──────── Page text ────────

Deputy Prime Minister of Nepal
- In office 4 November 2015 – 4 August 2016 Serving with Bijay Kumar Gachhadar, Kamal Thapa, Bhim Rawal, Chitra Bahadur K.C. and Top Bahadur Rayamajhi
- President: Bidhya Devi Bhandari
- Prime Minister: Khadga Prasad Sharma Oli
- Preceded by: Prakash Man Singh Bam Dev Gautam
- Succeeded by: Bimalendra Nidhi Krishna Bahadur Mahara Bijay Kumar Gachhadar

Minister of Women, Children and Social Welfare of Nepal
- In office 4 November 2015 – 4 August 2016
- President: Bidhya Devi Bhandari
- Prime Minister: Khadga Prasad Sharma Oli
- Preceded by: Nilam K.C. (Khadka)
- Succeeded by: Kumar Khadka

Minister of Local Level of Nepal
- In office 30 November 1994 – 12 September 1995
- Monarch: Birendra of Nepal
- Prime Minister: Man Mohan Adhikari
- Preceded by: Ram Chandra Poudel
- Succeeded by: Khum Bahadur Khadka

Minister of Supplies of Nepal
- In office 30 November 1994 – 12 September 1995
- Monarch: Birendra of Nepal
- Prime Minister: Man Mohan Adhikari
- Preceded by: Surendra Prasad Chaudhary (as Minister of Commerce and Supplies)
- Succeeded by: Gajendra Narayan Singh

Member of Parliament, Pratinidhi Sabha
- In office 1994–1999
- Preceded by: Devi Prasad Ojha
- Succeeded by: Khadga Prasad Sharma Oli
- Constituency: Jhapa 2
- In office 1991–1994
- Preceded by: Constituency created
- Succeeded by: Radha Krishna Mainali
- Constituency: Jhapa 5

Member of the Constituent Assembly / Legislature Parliament
- In office 28 May 2008 – 14 October 2017

Member of the Interim Legislature Parliament
- In office 28 April 2006 – 16 January 2008

Personal details
- Born: August 22, 1951 (age 74) Chokpur, Taplejung
- Party: CPN(ML)

──────── Dataset entries ────────

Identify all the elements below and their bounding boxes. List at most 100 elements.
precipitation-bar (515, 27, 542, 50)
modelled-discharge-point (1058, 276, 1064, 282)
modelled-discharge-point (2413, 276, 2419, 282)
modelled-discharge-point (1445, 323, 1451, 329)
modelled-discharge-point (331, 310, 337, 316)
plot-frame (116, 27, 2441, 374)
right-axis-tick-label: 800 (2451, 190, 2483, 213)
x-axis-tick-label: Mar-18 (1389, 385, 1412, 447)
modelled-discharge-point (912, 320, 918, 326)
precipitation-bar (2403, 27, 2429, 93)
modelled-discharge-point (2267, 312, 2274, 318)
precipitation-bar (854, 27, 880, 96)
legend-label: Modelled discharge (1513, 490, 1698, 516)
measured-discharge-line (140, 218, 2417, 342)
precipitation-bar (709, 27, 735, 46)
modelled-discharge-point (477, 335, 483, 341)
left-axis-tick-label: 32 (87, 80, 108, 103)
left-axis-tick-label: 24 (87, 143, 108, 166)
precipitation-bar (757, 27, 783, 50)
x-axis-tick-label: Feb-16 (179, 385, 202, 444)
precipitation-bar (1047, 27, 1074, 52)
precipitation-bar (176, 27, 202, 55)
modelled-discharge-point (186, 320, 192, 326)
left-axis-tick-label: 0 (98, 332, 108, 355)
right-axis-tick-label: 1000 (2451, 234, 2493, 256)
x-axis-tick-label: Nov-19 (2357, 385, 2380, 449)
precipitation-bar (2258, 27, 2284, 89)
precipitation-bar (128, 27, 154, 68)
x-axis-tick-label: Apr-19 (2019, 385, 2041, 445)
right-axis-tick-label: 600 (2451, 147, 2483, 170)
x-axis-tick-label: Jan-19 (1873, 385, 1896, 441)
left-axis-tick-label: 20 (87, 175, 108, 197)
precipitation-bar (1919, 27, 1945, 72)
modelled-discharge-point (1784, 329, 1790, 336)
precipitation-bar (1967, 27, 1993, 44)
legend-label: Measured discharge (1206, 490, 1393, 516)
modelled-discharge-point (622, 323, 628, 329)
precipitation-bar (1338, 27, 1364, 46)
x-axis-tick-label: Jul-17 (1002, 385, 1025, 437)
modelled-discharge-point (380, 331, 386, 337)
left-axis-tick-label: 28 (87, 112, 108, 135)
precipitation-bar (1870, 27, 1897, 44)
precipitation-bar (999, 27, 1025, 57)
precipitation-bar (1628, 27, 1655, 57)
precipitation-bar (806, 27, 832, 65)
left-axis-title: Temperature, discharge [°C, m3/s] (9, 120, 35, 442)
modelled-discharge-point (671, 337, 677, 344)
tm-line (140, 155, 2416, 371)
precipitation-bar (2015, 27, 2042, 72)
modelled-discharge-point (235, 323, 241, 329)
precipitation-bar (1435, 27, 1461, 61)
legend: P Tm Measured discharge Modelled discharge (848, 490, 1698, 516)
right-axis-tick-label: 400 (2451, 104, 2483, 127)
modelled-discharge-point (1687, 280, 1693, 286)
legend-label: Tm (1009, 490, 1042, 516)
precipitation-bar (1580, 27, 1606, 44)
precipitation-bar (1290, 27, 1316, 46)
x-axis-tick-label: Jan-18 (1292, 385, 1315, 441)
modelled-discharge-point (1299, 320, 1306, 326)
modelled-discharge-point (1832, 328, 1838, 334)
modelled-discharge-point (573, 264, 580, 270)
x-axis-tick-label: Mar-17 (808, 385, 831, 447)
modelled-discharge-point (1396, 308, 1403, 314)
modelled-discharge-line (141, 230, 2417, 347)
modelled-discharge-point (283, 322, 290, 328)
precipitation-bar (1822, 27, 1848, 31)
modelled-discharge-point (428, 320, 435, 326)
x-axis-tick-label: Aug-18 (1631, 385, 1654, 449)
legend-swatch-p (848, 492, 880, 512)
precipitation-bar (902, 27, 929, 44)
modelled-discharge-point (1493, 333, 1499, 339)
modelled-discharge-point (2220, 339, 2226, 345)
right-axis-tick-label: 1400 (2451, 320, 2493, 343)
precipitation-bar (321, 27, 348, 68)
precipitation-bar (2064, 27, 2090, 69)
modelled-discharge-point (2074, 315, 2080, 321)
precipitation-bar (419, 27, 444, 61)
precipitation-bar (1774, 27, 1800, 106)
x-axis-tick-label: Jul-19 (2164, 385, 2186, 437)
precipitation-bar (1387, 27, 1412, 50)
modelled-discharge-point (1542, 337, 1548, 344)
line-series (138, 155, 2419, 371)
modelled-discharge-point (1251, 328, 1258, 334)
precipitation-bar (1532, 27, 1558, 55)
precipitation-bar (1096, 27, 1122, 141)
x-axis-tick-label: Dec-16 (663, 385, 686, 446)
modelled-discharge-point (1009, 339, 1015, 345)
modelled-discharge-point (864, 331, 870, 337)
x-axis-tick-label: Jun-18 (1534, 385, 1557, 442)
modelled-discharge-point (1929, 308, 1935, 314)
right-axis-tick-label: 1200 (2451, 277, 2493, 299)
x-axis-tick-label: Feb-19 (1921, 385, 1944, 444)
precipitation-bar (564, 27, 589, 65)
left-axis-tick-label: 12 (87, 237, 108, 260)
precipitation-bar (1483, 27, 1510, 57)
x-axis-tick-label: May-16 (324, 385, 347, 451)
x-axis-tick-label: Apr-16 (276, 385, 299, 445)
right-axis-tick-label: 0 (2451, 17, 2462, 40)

────────

Problem 1:
In the profile, why does the 1991–1994 term for Jhapa 5 name no predecessor?
Problem 2:
Who does the profile name as serving alongside as Deputy Prime Minister from 4 November 2015 to 4 August 2016?

Written answer 1:
The profile lists "Constituency created" as the predecessor for that term. Jhapa 5 was new, so no earlier holder existed.

Written answer 2:
- Bijay Kumar Gachhadar
- Kamal Thapa
- Bhim Rawal
- Chitra Bahadur K.C.
- Top Bahadur Rayamajhi